What this task involves —
Leave out the pictures and transcribe the rest of the records exactly.

══ Recorded information ══

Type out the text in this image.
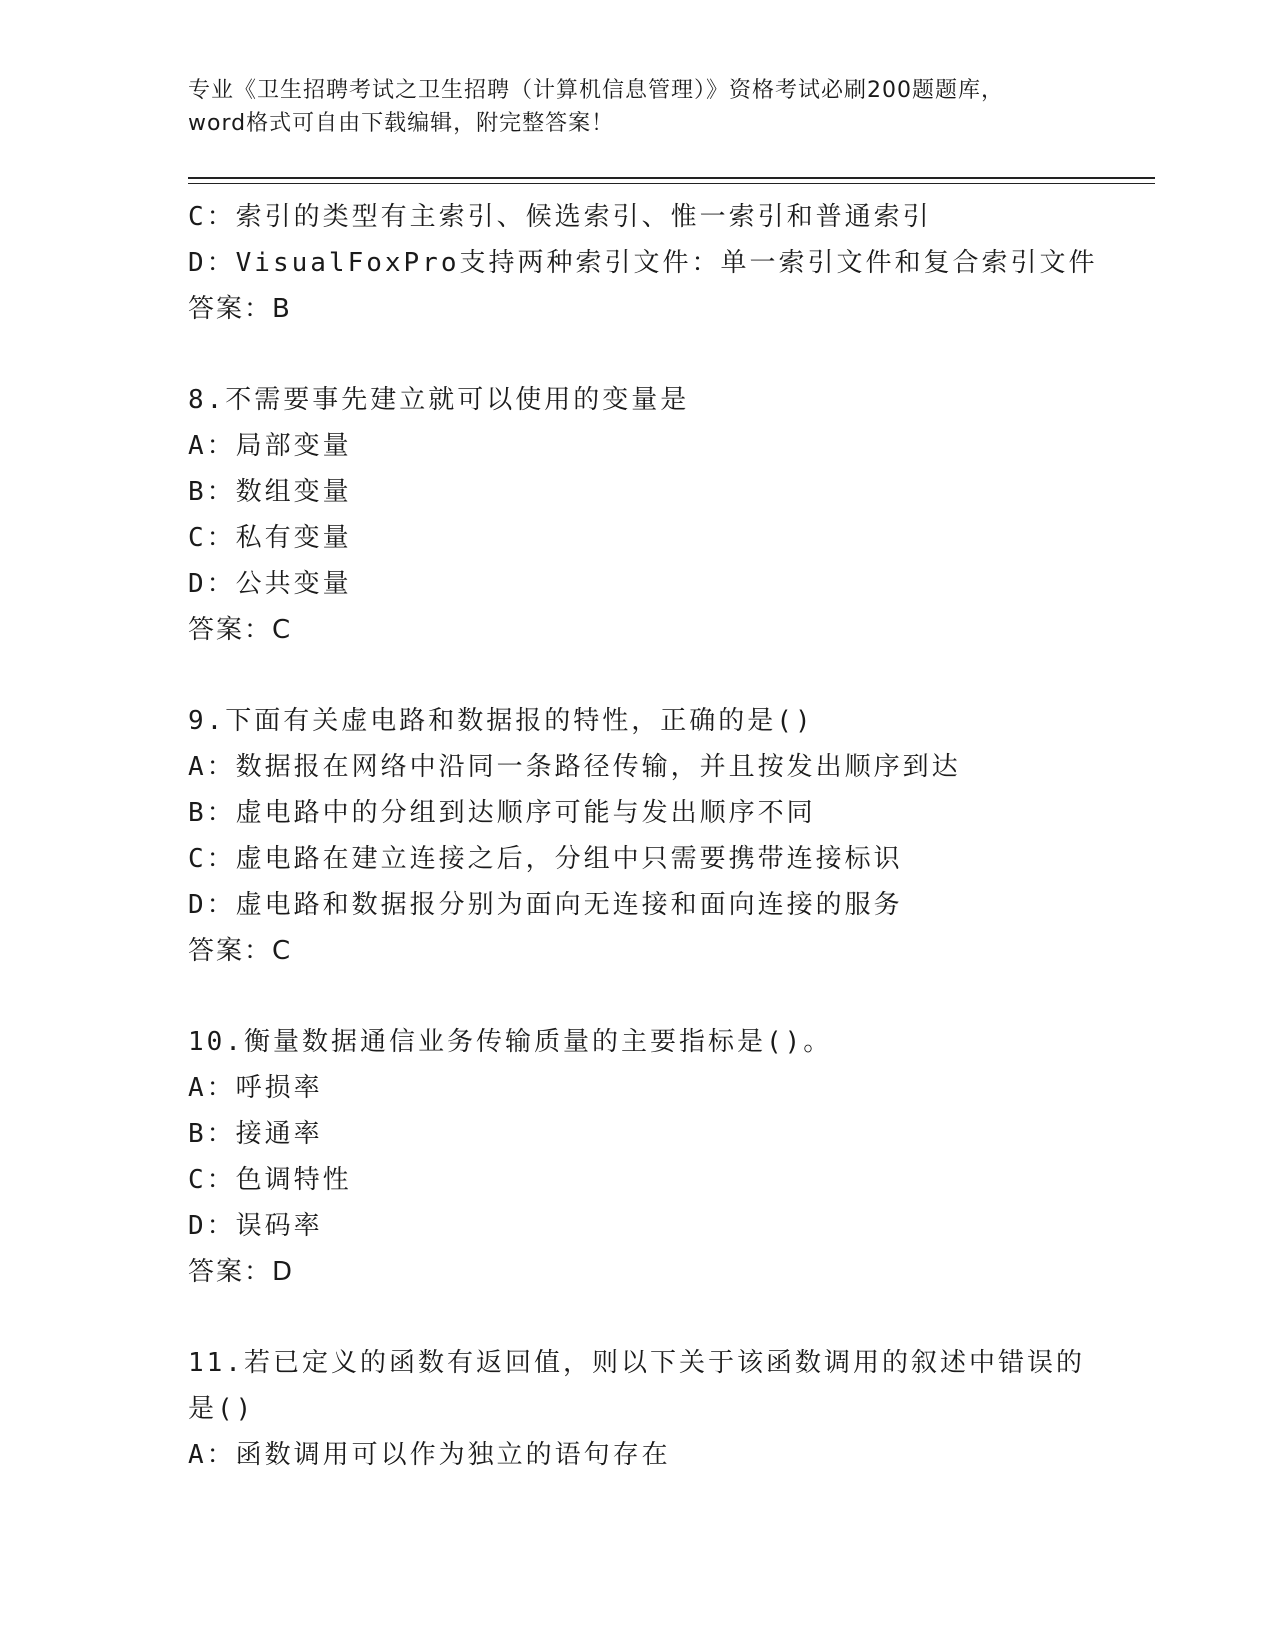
专业《卫生招聘考试之卫生招聘（计算机信息管理）》资格考试必刷200题题库，
word格式可自由下载编辑，附完整答案！
C：索引的类型有主索引、候选索引、惟一索引和普通索引
D：VisualFoxPro支持两种索引文件：单一索引文件和复合索引文件
答案：B
8.不需要事先建立就可以使用的变量是
A：局部变量
B：数组变量
C：私有变量
D：公共变量
答案：C
9.下面有关虚电路和数据报的特性，正确的是()
A：数据报在网络中沿同一条路径传输，并且按发出顺序到达
B：虚电路中的分组到达顺序可能与发出顺序不同
C：虚电路在建立连接之后，分组中只需要携带连接标识
D：虚电路和数据报分别为面向无连接和面向连接的服务
答案：C
10.衡量数据通信业务传输质量的主要指标是()。
A：呼损率
B：接通率
C：色调特性
D：误码率
答案：D
11.若已定义的函数有返回值，则以下关于该函数调用的叙述中错误的
是()
A：函数调用可以作为独立的语句存在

═══

Reply to the exercise —
Type out the text in this image.
专业《卫生招聘考试之卫生招聘（计算机信息管理）》资格考试必刷200题题库，
word格式可自由下载编辑，附完整答案！
C：索引的类型有主索引、候选索引、惟一索引和普通索引
D：VisualFoxPro支持两种索引文件：单一索引文件和复合索引文件
答案：B
8.不需要事先建立就可以使用的变量是
A：局部变量
B：数组变量
C：私有变量
D：公共变量
答案：C
9.下面有关虚电路和数据报的特性，正确的是()
A：数据报在网络中沿同一条路径传输，并且按发出顺序到达
B：虚电路中的分组到达顺序可能与发出顺序不同
C：虚电路在建立连接之后，分组中只需要携带连接标识
D：虚电路和数据报分别为面向无连接和面向连接的服务
答案：C
10.衡量数据通信业务传输质量的主要指标是()。
A：呼损率
B：接通率
C：色调特性
D：误码率
答案：D
11.若已定义的函数有返回值，则以下关于该函数调用的叙述中错误的
是()
A：函数调用可以作为独立的语句存在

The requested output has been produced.